__WHAT THE EXERCISE ASKS__
Exactly reproduce each record listed below.

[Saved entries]
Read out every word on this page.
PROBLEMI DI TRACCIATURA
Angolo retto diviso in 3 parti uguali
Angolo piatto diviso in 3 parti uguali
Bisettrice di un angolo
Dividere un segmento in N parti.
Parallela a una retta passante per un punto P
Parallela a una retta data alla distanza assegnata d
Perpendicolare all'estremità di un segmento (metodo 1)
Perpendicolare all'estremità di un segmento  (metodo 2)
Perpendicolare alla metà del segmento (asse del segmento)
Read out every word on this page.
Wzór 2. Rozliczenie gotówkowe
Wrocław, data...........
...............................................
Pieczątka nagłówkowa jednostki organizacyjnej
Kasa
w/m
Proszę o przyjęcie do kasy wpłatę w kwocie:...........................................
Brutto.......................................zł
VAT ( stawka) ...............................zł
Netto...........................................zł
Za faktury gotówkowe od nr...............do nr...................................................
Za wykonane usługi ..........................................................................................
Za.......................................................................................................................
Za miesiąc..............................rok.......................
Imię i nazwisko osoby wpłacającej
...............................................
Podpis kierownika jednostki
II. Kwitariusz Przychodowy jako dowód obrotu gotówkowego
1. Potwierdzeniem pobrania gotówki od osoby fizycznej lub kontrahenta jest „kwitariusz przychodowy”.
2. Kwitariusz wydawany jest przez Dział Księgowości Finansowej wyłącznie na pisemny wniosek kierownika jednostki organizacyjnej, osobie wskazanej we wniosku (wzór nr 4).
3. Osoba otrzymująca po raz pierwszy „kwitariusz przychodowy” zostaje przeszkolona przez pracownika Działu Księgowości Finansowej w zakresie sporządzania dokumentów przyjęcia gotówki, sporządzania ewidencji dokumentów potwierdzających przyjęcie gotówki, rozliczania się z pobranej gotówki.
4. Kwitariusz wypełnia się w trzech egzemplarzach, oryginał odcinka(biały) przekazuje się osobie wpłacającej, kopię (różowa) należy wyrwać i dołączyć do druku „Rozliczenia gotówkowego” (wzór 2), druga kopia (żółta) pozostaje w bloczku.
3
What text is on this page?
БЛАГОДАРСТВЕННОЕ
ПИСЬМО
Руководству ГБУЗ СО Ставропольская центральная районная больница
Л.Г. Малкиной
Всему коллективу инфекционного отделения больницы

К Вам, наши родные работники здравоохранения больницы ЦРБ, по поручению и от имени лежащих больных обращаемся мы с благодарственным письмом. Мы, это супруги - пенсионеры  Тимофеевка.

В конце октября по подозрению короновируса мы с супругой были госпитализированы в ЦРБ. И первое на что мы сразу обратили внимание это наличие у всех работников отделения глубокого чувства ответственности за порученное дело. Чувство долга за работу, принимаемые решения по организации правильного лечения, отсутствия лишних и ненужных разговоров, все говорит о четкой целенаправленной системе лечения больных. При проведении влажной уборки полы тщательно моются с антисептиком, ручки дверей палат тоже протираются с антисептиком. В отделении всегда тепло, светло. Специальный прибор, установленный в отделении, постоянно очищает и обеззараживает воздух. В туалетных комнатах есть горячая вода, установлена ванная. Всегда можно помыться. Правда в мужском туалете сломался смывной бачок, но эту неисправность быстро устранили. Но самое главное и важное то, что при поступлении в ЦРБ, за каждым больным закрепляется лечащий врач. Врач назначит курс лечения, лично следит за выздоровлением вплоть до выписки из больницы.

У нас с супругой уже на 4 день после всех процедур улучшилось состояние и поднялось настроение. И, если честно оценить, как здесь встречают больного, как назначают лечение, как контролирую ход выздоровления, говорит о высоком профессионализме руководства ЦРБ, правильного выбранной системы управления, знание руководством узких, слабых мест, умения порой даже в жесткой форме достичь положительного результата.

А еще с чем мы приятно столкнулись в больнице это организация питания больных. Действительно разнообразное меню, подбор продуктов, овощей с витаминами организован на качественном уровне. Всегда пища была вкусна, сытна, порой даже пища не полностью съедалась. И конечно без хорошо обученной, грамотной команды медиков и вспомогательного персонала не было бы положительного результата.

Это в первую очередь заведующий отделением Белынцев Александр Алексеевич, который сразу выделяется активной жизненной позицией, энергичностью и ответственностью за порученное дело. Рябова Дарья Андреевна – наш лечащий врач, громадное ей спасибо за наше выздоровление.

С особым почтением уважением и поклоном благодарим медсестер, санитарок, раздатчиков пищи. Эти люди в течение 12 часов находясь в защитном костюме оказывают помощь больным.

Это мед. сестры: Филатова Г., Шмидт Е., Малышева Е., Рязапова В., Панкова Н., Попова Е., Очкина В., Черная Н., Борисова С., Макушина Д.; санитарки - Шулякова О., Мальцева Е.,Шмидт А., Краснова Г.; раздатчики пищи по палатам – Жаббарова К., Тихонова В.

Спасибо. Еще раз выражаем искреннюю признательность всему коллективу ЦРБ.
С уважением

__REPLY TO THE EXERCISE__
Read out every word on this page.
PROBLEMI DI TRACCIATURA
Angolo retto diviso in 3 parti uguali
Angolo piatto diviso in 3 parti uguali
Bisettrice di un angolo
Dividere un segmento in N parti.
Parallela a una retta passante per un punto P
Parallela a una retta data alla distanza assegnata d
Perpendicolare all'estremità di un segmento (metodo 1)
Perpendicolare all'estremità di un segmento  (metodo 2)
Perpendicolare alla metà del segmento (asse del segmento)
Read out every word on this page.
Wzór 2. Rozliczenie gotówkowe
Wrocław, data...........
...............................................
Pieczątka nagłówkowa jednostki organizacyjnej
Kasa
w/m
Proszę o przyjęcie do kasy wpłatę w kwocie:...........................................
Brutto.......................................zł
VAT ( stawka) ...............................zł
Netto...........................................zł
Za faktury gotówkowe od nr...............do nr...................................................
Za wykonane usługi ..........................................................................................
Za.......................................................................................................................
Za miesiąc..............................rok.......................
Imię i nazwisko osoby wpłacającej
...............................................
Podpis kierownika jednostki
II. Kwitariusz Przychodowy jako dowód obrotu gotówkowego
1. Potwierdzeniem pobrania gotówki od osoby fizycznej lub kontrahenta jest „kwitariusz przychodowy”.
2. Kwitariusz wydawany jest przez Dział Księgowości Finansowej wyłącznie na pisemny wniosek kierownika jednostki organizacyjnej, osobie wskazanej we wniosku (wzór nr 4).
3. Osoba otrzymująca po raz pierwszy „kwitariusz przychodowy” zostaje przeszkolona przez pracownika Działu Księgowości Finansowej w zakresie sporządzania dokumentów przyjęcia gotówki, sporządzania ewidencji dokumentów potwierdzających przyjęcie gotówki, rozliczania się z pobranej gotówki.
4. Kwitariusz wypełnia się w trzech egzemplarzach, oryginał odcinka(biały) przekazuje się osobie wpłacającej, kopię (różowa) należy wyrwać i dołączyć do druku „Rozliczenia gotówkowego” (wzór 2), druga kopia (żółta) pozostaje w bloczku.
3
What text is on this page?
БЛАГОДАРСТВЕННОЕ
ПИСЬМО
Руководству ГБУЗ СО Ставропольская центральная районная больница
Л.Г. Малкиной
Всему коллективу инфекционного отделения больницы

К Вам, наши родные работники здравоохранения больницы ЦРБ, по поручению и от имени лежащих больных обращаемся мы с благодарственным письмом. Мы, это супруги - пенсионеры  Тимофеевка.

В конце октября по подозрению короновируса мы с супругой были госпитализированы в ЦРБ. И первое на что мы сразу обратили внимание это наличие у всех работников отделения глубокого чувства ответственности за порученное дело. Чувство долга за работу, принимаемые решения по организации правильного лечения, отсутствия лишних и ненужных разговоров, все говорит о четкой целенаправленной системе лечения больных. При проведении влажной уборки полы тщательно моются с антисептиком, ручки дверей палат тоже протираются с антисептиком. В отделении всегда тепло, светло. Специальный прибор, установленный в отделении, постоянно очищает и обеззараживает воздух. В туалетных комнатах есть горячая вода, установлена ванная. Всегда можно помыться. Правда в мужском туалете сломался смывной бачок, но эту неисправность быстро устранили. Но самое главное и важное то, что при поступлении в ЦРБ, за каждым больным закрепляется лечащий врач. Врач назначит курс лечения, лично следит за выздоровлением вплоть до выписки из больницы.

У нас с супругой уже на 4 день после всех процедур улучшилось состояние и поднялось настроение. И, если честно оценить, как здесь встречают больного, как назначают лечение, как контролирую ход выздоровления, говорит о высоком профессионализме руководства ЦРБ, правильного выбранной системы управления, знание руководством узких, слабых мест, умения порой даже в жесткой форме достичь положительного результата.

А еще с чем мы приятно столкнулись в больнице это организация питания больных. Действительно разнообразное меню, подбор продуктов, овощей с витаминами организован на качественном уровне. Всегда пища была вкусна, сытна, порой даже пища не полностью съедалась. И конечно без хорошо обученной, грамотной команды медиков и вспомогательного персонала не было бы положительного результата.

Это в первую очередь заведующий отделением Белынцев Александр Алексеевич, который сразу выделяется активной жизненной позицией, энергичностью и ответственностью за порученное дело. Рябова Дарья Андреевна – наш лечащий врач, громадное ей спасибо за наше выздоровление.

С особым почтением уважением и поклоном благодарим медсестер, санитарок, раздатчиков пищи. Эти люди в течение 12 часов находясь в защитном костюме оказывают помощь больным.

Это мед. сестры: Филатова Г., Шмидт Е., Малышева Е., Рязапова В., Панкова Н., Попова Е., Очкина В., Черная Н., Борисова С., Макушина Д.; санитарки - Шулякова О., Мальцева Е.,Шмидт А., Краснова Г.; раздатчики пищи по палатам – Жаббарова К., Тихонова В.

Спасибо. Еще раз выражаем искреннюю признательность всему коллективу ЦРБ.
С уважением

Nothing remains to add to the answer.